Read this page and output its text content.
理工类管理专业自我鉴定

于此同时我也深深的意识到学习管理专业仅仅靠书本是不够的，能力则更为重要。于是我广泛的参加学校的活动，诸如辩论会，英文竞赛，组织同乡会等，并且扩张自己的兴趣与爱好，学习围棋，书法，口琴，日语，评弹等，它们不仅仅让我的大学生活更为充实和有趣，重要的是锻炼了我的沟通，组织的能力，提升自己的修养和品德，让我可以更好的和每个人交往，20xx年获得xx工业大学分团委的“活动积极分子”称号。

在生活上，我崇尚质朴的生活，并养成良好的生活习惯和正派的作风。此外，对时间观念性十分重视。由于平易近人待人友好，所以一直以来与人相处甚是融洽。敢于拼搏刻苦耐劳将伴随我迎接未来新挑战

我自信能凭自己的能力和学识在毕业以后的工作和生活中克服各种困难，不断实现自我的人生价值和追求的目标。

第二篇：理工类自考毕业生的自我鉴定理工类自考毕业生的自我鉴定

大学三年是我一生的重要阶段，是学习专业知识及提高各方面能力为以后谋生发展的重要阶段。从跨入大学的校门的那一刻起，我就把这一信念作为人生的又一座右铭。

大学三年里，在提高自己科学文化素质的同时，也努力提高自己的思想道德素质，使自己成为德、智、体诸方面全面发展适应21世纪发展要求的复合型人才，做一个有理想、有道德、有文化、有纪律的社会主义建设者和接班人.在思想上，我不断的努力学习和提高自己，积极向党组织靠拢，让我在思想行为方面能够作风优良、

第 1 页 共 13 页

....................

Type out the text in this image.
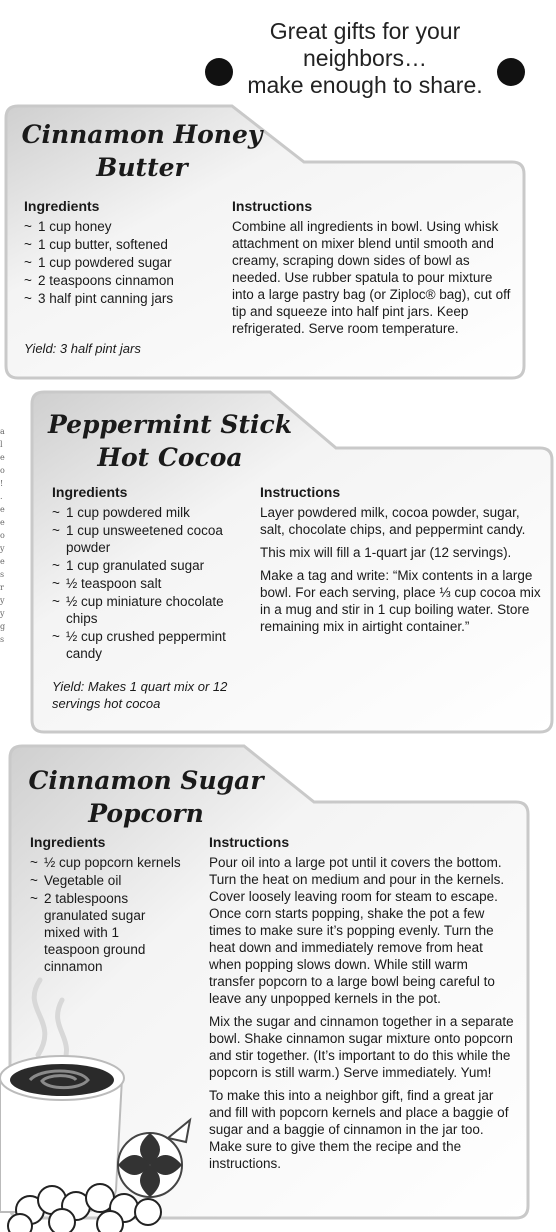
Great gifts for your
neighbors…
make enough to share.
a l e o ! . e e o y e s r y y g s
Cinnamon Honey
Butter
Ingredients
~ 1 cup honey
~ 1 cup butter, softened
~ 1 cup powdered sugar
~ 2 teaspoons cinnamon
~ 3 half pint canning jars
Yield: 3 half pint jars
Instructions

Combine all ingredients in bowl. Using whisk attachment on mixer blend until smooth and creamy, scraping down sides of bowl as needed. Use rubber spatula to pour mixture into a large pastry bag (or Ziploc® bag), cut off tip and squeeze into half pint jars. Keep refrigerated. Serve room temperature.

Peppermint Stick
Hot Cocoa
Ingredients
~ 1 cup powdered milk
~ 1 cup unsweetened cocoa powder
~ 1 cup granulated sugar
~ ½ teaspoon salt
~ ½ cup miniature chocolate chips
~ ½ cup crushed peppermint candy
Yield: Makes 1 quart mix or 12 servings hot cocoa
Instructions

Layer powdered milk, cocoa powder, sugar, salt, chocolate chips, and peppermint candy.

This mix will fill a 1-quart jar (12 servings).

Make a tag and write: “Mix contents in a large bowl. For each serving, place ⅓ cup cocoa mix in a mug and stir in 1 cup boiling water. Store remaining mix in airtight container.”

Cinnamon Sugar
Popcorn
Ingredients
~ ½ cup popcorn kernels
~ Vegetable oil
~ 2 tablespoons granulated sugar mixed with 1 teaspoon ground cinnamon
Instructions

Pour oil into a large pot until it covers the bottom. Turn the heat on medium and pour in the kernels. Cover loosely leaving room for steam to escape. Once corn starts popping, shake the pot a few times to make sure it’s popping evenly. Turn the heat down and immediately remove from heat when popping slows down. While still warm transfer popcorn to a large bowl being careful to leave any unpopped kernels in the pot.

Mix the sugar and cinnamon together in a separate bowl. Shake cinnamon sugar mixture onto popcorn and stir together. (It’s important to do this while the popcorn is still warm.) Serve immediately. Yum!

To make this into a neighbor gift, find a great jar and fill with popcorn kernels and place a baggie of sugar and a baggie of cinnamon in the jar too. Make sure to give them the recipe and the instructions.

....................

What the exercise asks
Where a line in the material contains "Serve", copy that line.

Exercise solution
Combine all ingredients in bowl. Using whisk attachment on mixer blend until smooth and creamy, scraping down sides of bowl as needed. Use rubber spatula to pour mixture into a large pastry bag (or Ziploc® bag), cut off tip and squeeze into half pint jars. Keep refrigerated. Serve room temperature.
Mix the sugar and cinnamon together in a separate bowl. Shake cinnamon sugar mixture onto popcorn and stir together. (It’s important to do this while the popcorn is still warm.) Serve immediately. Yum!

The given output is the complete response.